[OBJECTIVE] Strip the pictures and reproduce the rest of the listing exactly.
:: INFORMATION SUPPLIED ::
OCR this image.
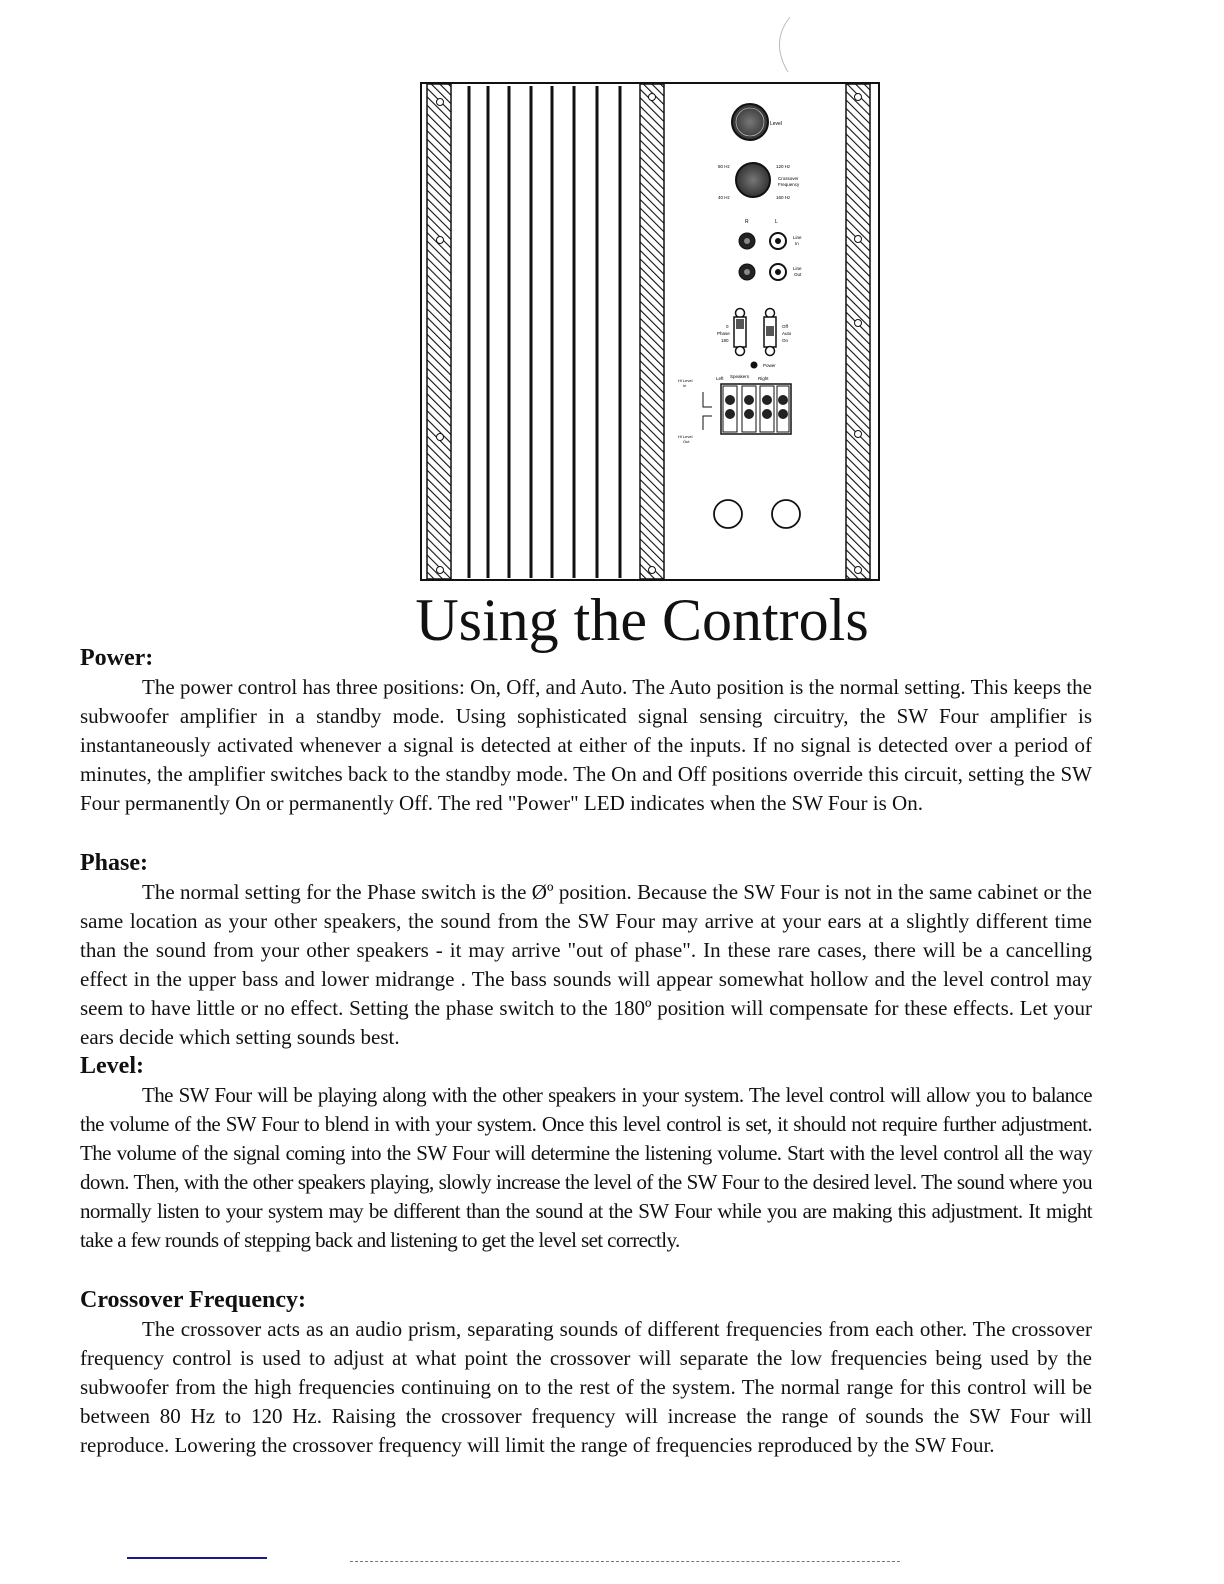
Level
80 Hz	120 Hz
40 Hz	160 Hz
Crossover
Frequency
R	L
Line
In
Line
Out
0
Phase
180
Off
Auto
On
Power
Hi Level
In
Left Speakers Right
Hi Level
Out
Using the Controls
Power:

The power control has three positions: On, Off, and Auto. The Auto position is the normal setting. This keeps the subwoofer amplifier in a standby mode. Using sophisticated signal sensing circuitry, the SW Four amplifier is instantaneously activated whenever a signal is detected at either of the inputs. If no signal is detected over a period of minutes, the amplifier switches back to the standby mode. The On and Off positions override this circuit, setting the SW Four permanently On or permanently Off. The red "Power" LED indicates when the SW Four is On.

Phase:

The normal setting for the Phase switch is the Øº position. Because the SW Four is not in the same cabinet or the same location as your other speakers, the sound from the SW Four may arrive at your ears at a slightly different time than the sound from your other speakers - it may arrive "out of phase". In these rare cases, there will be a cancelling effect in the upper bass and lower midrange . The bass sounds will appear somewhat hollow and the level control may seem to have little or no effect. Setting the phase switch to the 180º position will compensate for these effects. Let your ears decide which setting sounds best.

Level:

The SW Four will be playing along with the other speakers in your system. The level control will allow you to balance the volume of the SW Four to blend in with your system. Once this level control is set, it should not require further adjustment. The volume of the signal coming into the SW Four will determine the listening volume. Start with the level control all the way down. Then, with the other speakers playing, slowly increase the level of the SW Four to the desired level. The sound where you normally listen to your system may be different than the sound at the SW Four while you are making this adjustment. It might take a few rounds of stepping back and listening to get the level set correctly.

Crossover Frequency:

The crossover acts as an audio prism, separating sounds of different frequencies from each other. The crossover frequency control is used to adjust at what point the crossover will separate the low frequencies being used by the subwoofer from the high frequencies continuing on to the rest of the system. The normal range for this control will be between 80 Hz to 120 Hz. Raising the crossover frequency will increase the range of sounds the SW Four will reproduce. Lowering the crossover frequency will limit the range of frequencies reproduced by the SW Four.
:::
[SOLUTION TO THE PROBLEM]
OCR this image.
Level
80 Hz	120 Hz
40 Hz	160 Hz
Crossover
Frequency
R	L
Line
In
Line
Out
0
Phase
180
Off
Auto
On
Power
Hi Level
In
Left Speakers Right
Hi Level
Out
Using the Controls
Power:

The power control has three positions: On, Off, and Auto. The Auto position is the normal setting. This keeps the subwoofer amplifier in a standby mode. Using sophisticated signal sensing circuitry, the SW Four amplifier is instantaneously activated whenever a signal is detected at either of the inputs. If no signal is detected over a period of minutes, the amplifier switches back to the standby mode. The On and Off positions override this circuit, setting the SW Four permanently On or permanently Off. The red "Power" LED indicates when the SW Four is On.

Phase:

The normal setting for the Phase switch is the Øº position. Because the SW Four is not in the same cabinet or the same location as your other speakers, the sound from the SW Four may arrive at your ears at a slightly different time than the sound from your other speakers - it may arrive "out of phase". In these rare cases, there will be a cancelling effect in the upper bass and lower midrange . The bass sounds will appear somewhat hollow and the level control may seem to have little or no effect. Setting the phase switch to the 180º position will compensate for these effects. Let your ears decide which setting sounds best.

Level:

The SW Four will be playing along with the other speakers in your system. The level control will allow you to balance the volume of the SW Four to blend in with your system. Once this level control is set, it should not require further adjustment. The volume of the signal coming into the SW Four will determine the listening volume. Start with the level control all the way down. Then, with the other speakers playing, slowly increase the level of the SW Four to the desired level. The sound where you normally listen to your system may be different than the sound at the SW Four while you are making this adjustment. It might take a few rounds of stepping back and listening to get the level set correctly.

Crossover Frequency:

The crossover acts as an audio prism, separating sounds of different frequencies from each other. The crossover frequency control is used to adjust at what point the crossover will separate the low frequencies being used by the subwoofer from the high frequencies continuing on to the rest of the system. The normal range for this control will be between 80 Hz to 120 Hz. Raising the crossover frequency will increase the range of sounds the SW Four will reproduce. Lowering the crossover frequency will limit the range of frequencies reproduced by the SW Four.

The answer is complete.